[Start of Information provided]

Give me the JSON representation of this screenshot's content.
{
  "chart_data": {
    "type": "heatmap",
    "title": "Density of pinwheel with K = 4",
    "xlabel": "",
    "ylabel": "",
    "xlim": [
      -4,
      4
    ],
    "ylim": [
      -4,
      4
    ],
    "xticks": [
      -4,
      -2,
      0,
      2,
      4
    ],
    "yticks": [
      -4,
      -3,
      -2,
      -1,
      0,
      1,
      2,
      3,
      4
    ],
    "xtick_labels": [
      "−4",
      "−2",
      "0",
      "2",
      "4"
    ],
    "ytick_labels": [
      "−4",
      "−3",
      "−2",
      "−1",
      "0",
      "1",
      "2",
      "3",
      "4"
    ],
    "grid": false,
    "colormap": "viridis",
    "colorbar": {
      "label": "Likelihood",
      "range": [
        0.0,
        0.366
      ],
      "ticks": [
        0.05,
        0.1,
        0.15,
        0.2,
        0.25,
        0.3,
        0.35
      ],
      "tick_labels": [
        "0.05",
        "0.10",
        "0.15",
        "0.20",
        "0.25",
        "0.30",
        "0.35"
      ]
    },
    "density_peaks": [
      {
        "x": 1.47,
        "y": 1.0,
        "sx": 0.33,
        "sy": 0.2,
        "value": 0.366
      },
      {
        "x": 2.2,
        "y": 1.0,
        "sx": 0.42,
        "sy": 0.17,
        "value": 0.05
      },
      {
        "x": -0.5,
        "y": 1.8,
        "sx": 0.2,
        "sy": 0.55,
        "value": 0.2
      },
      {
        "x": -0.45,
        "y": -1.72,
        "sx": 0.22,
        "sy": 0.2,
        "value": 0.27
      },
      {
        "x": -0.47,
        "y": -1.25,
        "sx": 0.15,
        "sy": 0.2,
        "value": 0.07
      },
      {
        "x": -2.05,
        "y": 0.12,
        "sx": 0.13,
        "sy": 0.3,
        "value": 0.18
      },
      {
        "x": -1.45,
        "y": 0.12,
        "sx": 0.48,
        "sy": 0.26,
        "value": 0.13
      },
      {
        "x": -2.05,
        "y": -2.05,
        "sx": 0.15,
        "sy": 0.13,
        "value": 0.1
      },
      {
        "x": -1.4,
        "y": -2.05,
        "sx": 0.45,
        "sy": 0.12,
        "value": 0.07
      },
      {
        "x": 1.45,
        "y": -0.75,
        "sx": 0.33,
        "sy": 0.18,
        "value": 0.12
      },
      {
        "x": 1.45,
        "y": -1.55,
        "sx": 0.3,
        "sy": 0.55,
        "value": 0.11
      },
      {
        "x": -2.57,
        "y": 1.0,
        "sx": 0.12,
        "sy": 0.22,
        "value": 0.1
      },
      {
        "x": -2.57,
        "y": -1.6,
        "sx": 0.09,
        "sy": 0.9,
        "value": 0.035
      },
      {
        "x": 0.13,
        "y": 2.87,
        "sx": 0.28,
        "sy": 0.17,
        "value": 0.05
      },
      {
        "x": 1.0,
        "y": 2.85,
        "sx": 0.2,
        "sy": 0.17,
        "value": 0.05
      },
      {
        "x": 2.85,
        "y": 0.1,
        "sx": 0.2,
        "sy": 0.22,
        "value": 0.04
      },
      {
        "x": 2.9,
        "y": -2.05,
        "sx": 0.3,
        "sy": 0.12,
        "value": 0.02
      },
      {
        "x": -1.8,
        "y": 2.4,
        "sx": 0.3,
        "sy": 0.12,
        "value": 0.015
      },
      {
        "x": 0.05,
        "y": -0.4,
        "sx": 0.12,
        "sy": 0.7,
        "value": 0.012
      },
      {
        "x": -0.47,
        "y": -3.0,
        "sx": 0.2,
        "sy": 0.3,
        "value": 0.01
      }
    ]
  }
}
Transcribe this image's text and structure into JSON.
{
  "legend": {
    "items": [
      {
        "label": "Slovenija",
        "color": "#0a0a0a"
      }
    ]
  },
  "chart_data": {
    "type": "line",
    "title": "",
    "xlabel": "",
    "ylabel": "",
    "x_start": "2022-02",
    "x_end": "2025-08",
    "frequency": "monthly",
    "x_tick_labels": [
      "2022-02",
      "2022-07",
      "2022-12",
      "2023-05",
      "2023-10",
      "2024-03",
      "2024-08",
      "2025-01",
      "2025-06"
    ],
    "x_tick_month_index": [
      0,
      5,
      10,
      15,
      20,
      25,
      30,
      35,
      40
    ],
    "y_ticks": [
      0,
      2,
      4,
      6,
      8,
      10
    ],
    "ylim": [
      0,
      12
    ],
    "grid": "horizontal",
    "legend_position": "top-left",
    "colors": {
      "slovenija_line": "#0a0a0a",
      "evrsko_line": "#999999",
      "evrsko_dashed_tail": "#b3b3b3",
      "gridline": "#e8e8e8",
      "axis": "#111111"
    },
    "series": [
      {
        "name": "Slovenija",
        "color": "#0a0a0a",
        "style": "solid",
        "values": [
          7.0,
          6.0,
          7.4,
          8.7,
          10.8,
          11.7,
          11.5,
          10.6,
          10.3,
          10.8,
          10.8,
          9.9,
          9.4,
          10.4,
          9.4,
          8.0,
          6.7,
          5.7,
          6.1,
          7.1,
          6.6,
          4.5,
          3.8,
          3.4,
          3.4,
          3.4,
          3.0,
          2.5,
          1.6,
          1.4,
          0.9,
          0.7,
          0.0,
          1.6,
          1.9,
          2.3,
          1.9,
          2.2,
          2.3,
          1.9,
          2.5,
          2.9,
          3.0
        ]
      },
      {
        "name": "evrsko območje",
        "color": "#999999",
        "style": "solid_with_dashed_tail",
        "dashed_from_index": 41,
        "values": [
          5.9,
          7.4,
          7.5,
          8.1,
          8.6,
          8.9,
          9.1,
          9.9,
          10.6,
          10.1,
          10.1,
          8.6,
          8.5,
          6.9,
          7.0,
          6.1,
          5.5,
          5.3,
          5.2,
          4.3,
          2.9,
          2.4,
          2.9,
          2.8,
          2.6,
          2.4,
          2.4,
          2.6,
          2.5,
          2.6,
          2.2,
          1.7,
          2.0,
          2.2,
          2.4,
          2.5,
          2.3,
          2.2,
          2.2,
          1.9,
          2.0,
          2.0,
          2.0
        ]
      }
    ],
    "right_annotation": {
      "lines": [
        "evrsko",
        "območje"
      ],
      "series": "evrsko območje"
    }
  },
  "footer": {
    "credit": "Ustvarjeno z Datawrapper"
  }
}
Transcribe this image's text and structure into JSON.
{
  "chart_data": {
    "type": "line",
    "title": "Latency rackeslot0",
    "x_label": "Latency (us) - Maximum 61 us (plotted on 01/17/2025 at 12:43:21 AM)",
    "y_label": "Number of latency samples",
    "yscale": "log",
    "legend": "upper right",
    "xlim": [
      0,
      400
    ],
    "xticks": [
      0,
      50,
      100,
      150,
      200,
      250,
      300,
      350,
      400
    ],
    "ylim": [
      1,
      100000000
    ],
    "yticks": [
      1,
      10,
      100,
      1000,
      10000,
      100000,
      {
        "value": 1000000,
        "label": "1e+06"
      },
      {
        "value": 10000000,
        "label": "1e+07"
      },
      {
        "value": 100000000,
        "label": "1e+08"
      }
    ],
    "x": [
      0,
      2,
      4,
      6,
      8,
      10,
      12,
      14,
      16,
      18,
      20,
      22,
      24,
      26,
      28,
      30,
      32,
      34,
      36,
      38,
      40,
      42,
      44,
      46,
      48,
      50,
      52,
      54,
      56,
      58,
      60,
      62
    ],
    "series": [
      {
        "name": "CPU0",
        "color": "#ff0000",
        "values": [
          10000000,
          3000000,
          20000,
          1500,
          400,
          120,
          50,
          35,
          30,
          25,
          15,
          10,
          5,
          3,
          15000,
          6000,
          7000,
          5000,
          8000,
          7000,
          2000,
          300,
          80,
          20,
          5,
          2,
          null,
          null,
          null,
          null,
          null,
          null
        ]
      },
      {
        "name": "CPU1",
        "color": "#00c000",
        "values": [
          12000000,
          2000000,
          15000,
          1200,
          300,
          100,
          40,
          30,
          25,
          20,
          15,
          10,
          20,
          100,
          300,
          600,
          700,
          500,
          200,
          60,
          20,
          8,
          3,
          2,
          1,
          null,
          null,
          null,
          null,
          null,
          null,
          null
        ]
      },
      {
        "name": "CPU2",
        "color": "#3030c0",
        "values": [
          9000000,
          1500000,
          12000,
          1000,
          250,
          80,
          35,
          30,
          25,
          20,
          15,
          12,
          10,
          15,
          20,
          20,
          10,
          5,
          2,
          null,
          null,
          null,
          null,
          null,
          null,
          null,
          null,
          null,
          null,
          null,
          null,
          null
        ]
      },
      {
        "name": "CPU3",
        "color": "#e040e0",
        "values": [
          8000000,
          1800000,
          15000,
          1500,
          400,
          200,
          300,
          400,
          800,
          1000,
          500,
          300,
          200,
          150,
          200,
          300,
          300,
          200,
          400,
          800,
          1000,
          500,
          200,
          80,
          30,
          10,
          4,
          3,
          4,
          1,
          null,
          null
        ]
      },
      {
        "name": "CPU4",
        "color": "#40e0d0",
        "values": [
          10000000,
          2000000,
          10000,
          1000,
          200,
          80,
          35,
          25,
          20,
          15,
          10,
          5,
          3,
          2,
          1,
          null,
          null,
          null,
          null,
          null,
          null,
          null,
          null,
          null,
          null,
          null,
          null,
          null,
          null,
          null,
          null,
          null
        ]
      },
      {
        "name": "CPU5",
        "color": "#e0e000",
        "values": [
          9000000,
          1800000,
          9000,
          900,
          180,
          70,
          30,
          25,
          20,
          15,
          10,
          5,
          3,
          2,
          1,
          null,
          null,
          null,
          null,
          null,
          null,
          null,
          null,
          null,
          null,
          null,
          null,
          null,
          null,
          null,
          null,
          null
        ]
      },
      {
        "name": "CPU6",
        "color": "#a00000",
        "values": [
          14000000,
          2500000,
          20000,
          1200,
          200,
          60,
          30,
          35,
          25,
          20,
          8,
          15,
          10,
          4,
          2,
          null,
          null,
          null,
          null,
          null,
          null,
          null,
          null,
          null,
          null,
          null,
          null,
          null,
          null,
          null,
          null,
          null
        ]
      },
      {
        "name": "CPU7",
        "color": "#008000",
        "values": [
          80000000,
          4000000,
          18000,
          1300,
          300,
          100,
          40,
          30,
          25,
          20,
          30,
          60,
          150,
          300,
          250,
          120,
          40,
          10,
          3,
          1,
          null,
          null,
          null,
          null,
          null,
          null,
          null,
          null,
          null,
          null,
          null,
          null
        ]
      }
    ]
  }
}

[End of Information provided]

In the records above, how many lines include "style"? Give that number and nothing more.

_Task output_
2